TASK BRIEF
Of the lines in the entries below, state how many hold the word "bahwa". Say nothing else.

[BEGIN MATERIAL FOR THIS EXERCISE]

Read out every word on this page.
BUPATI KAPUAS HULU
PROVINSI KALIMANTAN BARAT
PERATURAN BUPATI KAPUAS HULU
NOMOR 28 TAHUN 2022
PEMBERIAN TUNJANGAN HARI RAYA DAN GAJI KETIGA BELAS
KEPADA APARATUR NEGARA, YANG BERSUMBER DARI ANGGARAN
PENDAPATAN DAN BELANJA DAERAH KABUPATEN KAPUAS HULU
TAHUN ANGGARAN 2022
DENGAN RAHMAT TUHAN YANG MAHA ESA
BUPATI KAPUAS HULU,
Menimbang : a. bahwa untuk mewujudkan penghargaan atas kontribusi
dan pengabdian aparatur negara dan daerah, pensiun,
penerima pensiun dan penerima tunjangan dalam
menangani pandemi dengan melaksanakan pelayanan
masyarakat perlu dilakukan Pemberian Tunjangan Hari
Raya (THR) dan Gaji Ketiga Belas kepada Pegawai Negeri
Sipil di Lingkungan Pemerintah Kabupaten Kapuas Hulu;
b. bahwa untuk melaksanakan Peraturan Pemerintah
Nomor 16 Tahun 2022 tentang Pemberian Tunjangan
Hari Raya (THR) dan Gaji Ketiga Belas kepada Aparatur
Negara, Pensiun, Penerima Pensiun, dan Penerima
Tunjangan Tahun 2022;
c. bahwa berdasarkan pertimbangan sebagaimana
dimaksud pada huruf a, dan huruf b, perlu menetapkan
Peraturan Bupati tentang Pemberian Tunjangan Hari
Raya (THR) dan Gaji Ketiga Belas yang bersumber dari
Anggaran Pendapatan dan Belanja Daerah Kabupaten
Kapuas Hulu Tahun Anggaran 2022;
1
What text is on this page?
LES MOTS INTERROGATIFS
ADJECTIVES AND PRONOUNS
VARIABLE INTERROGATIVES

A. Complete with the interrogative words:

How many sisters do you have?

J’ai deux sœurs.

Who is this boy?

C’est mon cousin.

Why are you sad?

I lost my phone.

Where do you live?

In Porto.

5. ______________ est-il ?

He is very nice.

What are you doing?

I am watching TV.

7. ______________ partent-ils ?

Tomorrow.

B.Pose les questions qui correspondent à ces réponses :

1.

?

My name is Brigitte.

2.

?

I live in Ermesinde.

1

[END MATERIAL FOR THIS EXERCISE]
[BEGIN MATERIAL FOR THIS EXERCISE]

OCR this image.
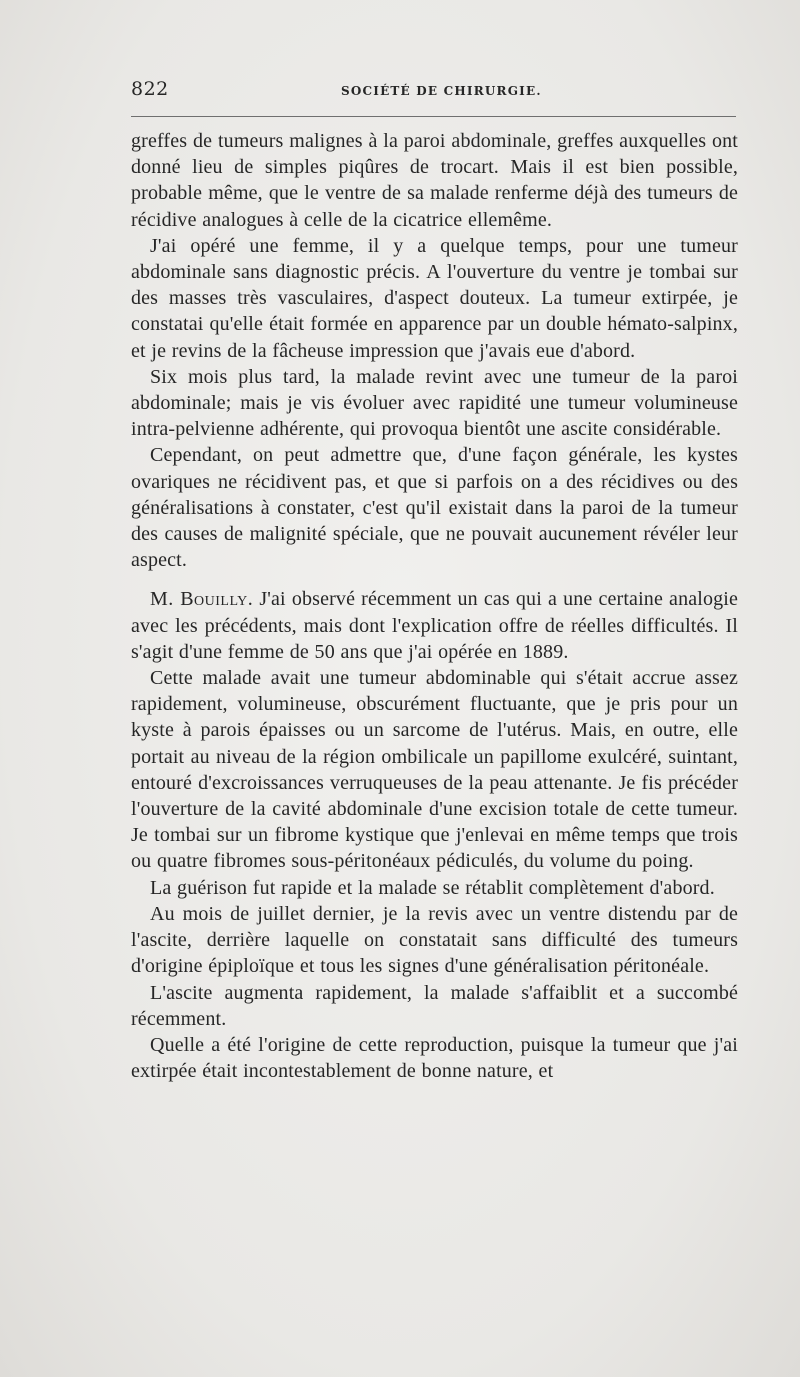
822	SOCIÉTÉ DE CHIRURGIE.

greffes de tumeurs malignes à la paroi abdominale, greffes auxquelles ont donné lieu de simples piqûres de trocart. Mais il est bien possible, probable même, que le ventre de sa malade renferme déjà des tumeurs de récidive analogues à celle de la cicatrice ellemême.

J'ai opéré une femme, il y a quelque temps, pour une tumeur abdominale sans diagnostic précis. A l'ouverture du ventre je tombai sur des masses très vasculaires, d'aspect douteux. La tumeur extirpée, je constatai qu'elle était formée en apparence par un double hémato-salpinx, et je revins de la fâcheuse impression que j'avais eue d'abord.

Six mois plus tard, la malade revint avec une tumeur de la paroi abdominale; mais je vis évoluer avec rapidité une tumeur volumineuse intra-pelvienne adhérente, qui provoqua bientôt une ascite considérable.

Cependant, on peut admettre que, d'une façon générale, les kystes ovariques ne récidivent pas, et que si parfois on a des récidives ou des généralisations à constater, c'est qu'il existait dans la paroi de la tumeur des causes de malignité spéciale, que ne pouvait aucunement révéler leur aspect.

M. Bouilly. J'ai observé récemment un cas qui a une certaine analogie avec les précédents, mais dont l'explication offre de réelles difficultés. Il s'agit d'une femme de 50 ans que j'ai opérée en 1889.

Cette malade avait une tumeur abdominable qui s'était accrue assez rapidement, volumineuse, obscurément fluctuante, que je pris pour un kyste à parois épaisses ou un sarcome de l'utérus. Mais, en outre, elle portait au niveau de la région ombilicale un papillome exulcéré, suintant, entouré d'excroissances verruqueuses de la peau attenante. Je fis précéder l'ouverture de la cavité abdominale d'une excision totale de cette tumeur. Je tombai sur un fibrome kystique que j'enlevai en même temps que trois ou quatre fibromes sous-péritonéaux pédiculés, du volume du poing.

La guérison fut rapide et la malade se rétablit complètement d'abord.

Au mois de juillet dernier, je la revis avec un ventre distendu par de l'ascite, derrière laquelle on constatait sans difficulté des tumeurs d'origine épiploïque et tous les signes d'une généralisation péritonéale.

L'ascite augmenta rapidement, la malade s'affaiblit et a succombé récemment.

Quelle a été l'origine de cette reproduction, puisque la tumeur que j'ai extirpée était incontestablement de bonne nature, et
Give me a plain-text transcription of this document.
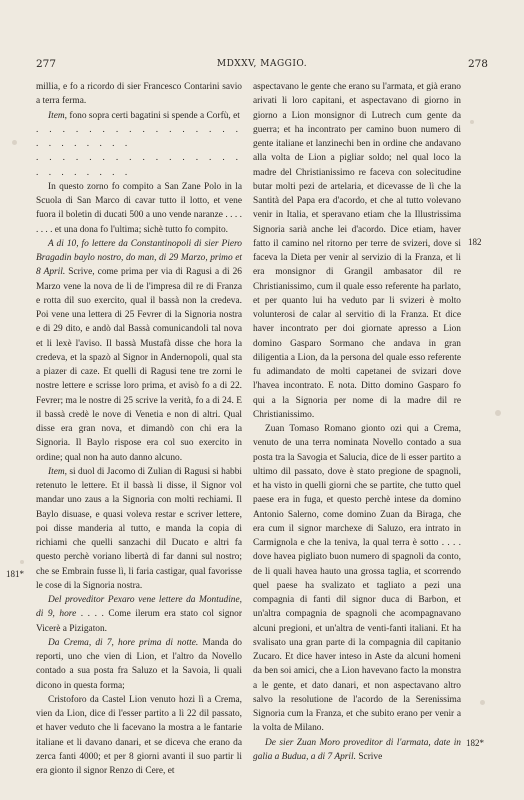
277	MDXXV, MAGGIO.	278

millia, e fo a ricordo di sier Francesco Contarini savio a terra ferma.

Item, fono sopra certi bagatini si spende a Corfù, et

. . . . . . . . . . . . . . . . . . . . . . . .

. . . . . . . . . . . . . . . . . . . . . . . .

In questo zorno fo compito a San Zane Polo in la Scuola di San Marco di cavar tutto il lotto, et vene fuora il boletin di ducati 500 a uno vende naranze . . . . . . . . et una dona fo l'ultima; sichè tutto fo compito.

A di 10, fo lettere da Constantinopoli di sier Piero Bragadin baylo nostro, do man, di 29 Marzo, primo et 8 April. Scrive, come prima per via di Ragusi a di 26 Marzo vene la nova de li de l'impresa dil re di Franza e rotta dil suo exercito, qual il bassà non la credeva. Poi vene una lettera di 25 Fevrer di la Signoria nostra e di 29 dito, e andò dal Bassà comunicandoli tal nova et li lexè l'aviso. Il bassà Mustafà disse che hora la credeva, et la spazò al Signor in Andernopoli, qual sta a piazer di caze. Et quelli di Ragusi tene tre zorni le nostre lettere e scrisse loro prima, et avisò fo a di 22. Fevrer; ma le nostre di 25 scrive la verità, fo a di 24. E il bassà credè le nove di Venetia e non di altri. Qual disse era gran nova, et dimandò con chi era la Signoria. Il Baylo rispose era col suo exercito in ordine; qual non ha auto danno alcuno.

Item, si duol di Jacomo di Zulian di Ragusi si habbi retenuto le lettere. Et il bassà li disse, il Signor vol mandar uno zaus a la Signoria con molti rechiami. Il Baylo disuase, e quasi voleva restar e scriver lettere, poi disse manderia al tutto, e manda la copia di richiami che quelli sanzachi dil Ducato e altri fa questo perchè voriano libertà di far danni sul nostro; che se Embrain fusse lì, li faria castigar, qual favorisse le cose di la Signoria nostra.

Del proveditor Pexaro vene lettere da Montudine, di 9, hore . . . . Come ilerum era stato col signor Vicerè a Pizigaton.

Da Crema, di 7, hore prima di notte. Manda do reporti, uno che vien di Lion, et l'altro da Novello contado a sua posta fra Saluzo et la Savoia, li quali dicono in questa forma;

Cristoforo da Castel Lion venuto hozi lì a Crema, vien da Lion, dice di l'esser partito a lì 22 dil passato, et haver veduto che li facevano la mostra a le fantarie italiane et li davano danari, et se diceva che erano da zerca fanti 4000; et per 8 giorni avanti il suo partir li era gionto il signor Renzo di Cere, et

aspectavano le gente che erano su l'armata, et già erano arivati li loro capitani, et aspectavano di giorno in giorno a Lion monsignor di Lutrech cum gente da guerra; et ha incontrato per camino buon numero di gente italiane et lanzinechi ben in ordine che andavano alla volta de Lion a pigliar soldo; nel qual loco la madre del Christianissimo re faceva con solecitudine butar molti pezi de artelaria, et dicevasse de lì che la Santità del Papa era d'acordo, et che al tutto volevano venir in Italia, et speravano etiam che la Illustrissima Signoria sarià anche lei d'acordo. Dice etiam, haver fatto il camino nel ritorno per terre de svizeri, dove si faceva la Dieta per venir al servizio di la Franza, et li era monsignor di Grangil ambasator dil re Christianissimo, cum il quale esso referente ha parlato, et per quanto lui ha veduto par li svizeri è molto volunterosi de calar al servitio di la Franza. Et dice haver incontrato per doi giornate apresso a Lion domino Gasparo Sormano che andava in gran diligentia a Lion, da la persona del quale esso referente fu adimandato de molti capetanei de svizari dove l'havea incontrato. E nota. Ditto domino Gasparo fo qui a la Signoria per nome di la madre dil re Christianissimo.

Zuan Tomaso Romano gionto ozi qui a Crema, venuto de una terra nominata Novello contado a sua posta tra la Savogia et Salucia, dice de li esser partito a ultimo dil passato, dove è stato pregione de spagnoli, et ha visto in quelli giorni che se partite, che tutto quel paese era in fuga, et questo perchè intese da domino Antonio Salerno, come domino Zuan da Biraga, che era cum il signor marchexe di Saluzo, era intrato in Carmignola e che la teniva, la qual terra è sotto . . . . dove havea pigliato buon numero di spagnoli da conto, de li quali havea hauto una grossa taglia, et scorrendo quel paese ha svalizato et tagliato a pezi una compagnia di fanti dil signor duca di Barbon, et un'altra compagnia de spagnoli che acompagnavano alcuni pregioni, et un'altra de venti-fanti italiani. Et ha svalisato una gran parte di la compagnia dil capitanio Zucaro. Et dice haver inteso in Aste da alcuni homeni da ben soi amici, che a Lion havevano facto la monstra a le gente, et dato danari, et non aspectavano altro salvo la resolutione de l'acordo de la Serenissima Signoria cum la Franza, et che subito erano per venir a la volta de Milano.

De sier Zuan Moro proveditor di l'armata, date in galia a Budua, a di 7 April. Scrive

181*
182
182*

[END MATERIAL FOR THIS EXERCISE]

THE OUTPUT
3